STATED GOAL:
Find the string "εἶναι" in the records. Copy every line it appears in.

TASK INPUT:
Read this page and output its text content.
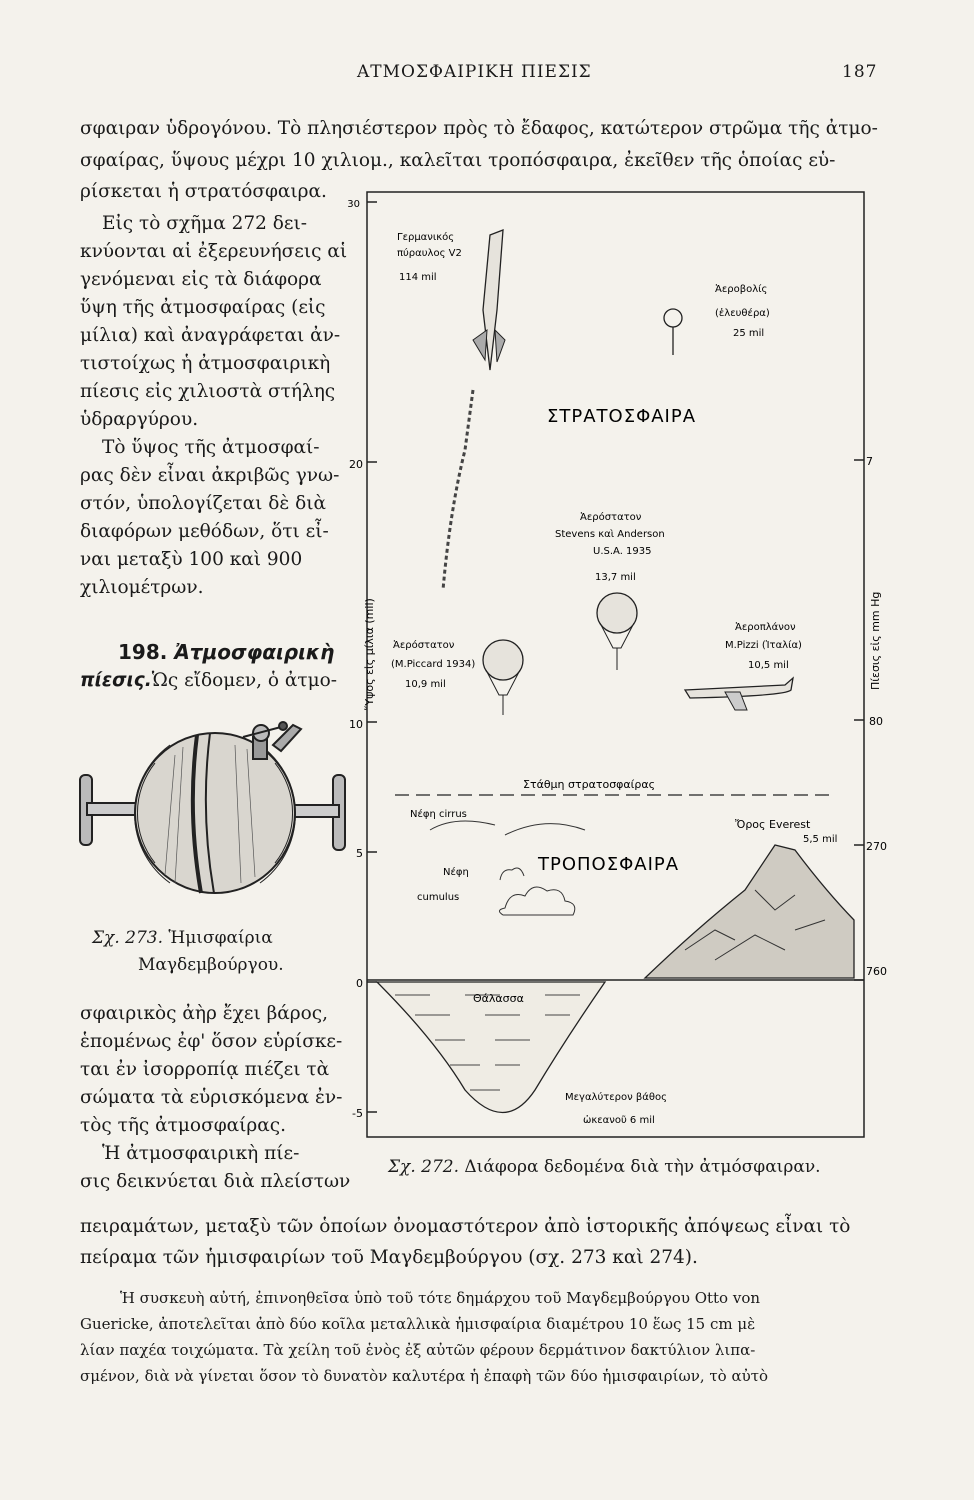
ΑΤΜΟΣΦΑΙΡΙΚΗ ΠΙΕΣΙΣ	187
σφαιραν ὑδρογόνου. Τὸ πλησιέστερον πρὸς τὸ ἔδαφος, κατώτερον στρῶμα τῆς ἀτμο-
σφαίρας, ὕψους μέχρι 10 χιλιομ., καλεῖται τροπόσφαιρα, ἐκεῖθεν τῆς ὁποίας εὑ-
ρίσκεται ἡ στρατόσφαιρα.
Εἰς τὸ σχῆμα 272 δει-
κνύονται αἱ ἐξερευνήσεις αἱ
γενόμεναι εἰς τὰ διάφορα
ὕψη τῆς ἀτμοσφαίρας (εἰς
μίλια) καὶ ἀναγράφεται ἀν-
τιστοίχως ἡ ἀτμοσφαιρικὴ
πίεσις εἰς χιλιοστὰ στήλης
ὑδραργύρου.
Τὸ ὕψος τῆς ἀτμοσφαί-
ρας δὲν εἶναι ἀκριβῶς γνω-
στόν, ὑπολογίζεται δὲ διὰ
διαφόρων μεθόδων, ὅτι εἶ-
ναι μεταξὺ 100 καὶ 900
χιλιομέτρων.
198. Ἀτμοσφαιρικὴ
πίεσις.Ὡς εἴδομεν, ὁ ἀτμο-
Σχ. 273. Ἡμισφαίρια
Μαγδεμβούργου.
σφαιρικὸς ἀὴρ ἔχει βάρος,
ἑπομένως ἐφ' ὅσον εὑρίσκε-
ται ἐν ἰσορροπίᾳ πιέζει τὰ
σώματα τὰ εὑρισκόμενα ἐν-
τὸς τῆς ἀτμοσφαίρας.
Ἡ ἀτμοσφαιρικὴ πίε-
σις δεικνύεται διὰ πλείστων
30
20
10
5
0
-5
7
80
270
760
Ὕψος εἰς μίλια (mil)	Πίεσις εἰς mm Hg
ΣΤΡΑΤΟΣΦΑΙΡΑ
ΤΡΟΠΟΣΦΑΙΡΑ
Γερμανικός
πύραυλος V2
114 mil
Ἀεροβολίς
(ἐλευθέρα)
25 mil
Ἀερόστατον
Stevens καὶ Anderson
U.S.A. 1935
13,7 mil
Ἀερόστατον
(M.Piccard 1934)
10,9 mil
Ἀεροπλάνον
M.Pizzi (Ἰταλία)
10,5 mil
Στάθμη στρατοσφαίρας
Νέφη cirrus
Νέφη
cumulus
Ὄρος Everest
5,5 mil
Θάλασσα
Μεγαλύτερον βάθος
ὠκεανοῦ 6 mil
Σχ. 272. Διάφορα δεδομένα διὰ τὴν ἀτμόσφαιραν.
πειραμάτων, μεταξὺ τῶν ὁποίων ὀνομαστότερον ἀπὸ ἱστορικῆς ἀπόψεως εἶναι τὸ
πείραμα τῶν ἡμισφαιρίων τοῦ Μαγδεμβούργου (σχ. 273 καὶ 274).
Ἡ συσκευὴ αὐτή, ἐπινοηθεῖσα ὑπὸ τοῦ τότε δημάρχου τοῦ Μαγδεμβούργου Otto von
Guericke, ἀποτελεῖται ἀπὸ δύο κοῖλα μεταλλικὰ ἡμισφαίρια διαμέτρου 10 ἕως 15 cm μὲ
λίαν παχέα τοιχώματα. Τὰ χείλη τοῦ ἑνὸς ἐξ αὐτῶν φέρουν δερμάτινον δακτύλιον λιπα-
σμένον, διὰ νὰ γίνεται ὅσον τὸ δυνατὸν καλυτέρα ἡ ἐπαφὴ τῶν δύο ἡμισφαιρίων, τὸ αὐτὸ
...
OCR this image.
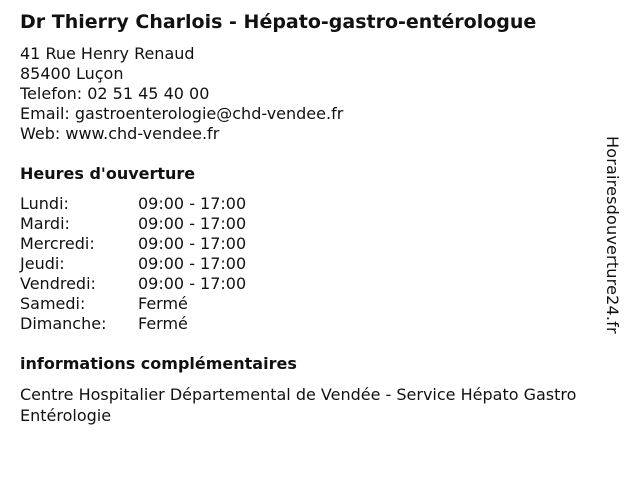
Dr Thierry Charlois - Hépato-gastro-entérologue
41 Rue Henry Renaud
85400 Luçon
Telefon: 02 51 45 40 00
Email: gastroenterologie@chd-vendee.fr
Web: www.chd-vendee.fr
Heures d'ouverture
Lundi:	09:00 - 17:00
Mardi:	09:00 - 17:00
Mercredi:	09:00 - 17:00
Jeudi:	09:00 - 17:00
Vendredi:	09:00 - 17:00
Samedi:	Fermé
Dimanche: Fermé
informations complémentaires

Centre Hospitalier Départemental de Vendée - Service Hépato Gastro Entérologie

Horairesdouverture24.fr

TASK SOLUTION:
ρας δὲν εἶναι ἀκριβῶς γνω-
πειραμάτων, μεταξὺ τῶν ὁποίων ὀνομαστότερον ἀπὸ ἱστορικῆς ἀπόψεως εἶναι τὸ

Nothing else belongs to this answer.